Exercise task: Every line of the material is to be repeated exactly as it stands.

-- -- --

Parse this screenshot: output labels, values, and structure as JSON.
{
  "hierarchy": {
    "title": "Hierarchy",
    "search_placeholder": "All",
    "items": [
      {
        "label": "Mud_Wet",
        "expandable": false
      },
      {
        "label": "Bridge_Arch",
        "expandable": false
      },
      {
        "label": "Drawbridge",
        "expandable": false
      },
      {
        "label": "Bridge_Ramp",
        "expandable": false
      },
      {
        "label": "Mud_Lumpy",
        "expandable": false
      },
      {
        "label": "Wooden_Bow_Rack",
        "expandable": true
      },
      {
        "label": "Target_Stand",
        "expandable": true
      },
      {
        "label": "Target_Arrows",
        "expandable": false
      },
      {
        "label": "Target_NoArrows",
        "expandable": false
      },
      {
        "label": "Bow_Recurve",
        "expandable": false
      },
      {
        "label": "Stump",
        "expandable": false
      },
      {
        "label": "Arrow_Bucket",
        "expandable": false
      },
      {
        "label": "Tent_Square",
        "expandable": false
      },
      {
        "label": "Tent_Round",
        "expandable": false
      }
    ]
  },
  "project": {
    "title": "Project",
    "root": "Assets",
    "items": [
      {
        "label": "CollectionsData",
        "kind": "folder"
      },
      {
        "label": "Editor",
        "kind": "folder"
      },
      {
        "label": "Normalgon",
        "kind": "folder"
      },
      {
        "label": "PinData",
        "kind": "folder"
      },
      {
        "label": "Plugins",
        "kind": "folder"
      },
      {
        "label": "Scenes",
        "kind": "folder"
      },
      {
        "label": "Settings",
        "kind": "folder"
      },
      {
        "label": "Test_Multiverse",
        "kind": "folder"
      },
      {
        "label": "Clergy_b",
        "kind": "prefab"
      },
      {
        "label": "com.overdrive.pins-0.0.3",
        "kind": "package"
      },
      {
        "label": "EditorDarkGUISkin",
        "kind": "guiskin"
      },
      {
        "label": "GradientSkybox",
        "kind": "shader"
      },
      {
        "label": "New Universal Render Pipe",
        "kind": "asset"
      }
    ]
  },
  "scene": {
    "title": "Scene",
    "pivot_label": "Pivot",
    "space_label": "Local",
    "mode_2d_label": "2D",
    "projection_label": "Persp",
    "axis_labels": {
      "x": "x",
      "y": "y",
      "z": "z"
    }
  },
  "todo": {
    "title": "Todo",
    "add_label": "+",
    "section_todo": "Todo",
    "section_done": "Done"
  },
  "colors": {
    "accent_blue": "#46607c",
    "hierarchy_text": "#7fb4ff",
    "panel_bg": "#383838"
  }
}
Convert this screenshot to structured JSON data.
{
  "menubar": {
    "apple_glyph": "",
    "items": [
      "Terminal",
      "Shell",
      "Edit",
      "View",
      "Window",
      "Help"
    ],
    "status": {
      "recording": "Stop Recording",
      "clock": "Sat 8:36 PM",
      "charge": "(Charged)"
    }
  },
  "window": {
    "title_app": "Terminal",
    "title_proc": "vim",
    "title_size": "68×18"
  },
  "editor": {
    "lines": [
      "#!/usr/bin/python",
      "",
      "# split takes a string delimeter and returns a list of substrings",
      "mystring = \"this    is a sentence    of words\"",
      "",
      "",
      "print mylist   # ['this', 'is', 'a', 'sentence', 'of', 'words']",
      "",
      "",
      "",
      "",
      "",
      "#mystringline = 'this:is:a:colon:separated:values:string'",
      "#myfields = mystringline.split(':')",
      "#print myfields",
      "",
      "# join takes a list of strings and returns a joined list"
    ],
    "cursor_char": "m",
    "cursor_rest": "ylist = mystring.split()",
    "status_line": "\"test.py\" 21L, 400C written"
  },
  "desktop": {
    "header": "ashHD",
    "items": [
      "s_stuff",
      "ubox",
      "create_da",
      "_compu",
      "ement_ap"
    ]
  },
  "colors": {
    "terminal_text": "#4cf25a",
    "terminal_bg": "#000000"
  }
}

-- -- --

Exercise output:
Parse this screenshot: output labels, values, and structure as JSON.
{
  "hierarchy": {
    "title": "Hierarchy",
    "search_placeholder": "All",
    "items": [
      {
        "label": "Mud_Wet",
        "expandable": false
      },
      {
        "label": "Bridge_Arch",
        "expandable": false
      },
      {
        "label": "Drawbridge",
        "expandable": false
      },
      {
        "label": "Bridge_Ramp",
        "expandable": false
      },
      {
        "label": "Mud_Lumpy",
        "expandable": false
      },
      {
        "label": "Wooden_Bow_Rack",
        "expandable": true
      },
      {
        "label": "Target_Stand",
        "expandable": true
      },
      {
        "label": "Target_Arrows",
        "expandable": false
      },
      {
        "label": "Target_NoArrows",
        "expandable": false
      },
      {
        "label": "Bow_Recurve",
        "expandable": false
      },
      {
        "label": "Stump",
        "expandable": false
      },
      {
        "label": "Arrow_Bucket",
        "expandable": false
      },
      {
        "label": "Tent_Square",
        "expandable": false
      },
      {
        "label": "Tent_Round",
        "expandable": false
      }
    ]
  },
  "project": {
    "title": "Project",
    "root": "Assets",
    "items": [
      {
        "label": "CollectionsData",
        "kind": "folder"
      },
      {
        "label": "Editor",
        "kind": "folder"
      },
      {
        "label": "Normalgon",
        "kind": "folder"
      },
      {
        "label": "PinData",
        "kind": "folder"
      },
      {
        "label": "Plugins",
        "kind": "folder"
      },
      {
        "label": "Scenes",
        "kind": "folder"
      },
      {
        "label": "Settings",
        "kind": "folder"
      },
      {
        "label": "Test_Multiverse",
        "kind": "folder"
      },
      {
        "label": "Clergy_b",
        "kind": "prefab"
      },
      {
        "label": "com.overdrive.pins-0.0.3",
        "kind": "package"
      },
      {
        "label": "EditorDarkGUISkin",
        "kind": "guiskin"
      },
      {
        "label": "GradientSkybox",
        "kind": "shader"
      },
      {
        "label": "New Universal Render Pipe",
        "kind": "asset"
      }
    ]
  },
  "scene": {
    "title": "Scene",
    "pivot_label": "Pivot",
    "space_label": "Local",
    "mode_2d_label": "2D",
    "projection_label": "Persp",
    "axis_labels": {
      "x": "x",
      "y": "y",
      "z": "z"
    }
  },
  "todo": {
    "title": "Todo",
    "add_label": "+",
    "section_todo": "Todo",
    "section_done": "Done"
  },
  "colors": {
    "accent_blue": "#46607c",
    "hierarchy_text": "#7fb4ff",
    "panel_bg": "#383838"
  }
}
Convert this screenshot to structured JSON data.
{
  "menubar": {
    "apple_glyph": "",
    "items": [
      "Terminal",
      "Shell",
      "Edit",
      "View",
      "Window",
      "Help"
    ],
    "status": {
      "recording": "Stop Recording",
      "clock": "Sat 8:36 PM",
      "charge": "(Charged)"
    }
  },
  "window": {
    "title_app": "Terminal",
    "title_proc": "vim",
    "title_size": "68×18"
  },
  "editor": {
    "lines": [
      "#!/usr/bin/python",
      "",
      "# split takes a string delimeter and returns a list of substrings",
      "mystring = \"this    is a sentence    of words\"",
      "",
      "",
      "print mylist   # ['this', 'is', 'a', 'sentence', 'of', 'words']",
      "",
      "",
      "",
      "",
      "",
      "#mystringline = 'this:is:a:colon:separated:values:string'",
      "#myfields = mystringline.split(':')",
      "#print myfields",
      "",
      "# join takes a list of strings and returns a joined list"
    ],
    "cursor_char": "m",
    "cursor_rest": "ylist = mystring.split()",
    "status_line": "\"test.py\" 21L, 400C written"
  },
  "desktop": {
    "header": "ashHD",
    "items": [
      "s_stuff",
      "ubox",
      "create_da",
      "_compu",
      "ement_ap"
    ]
  },
  "colors": {
    "terminal_text": "#4cf25a",
    "terminal_bg": "#000000"
  }
}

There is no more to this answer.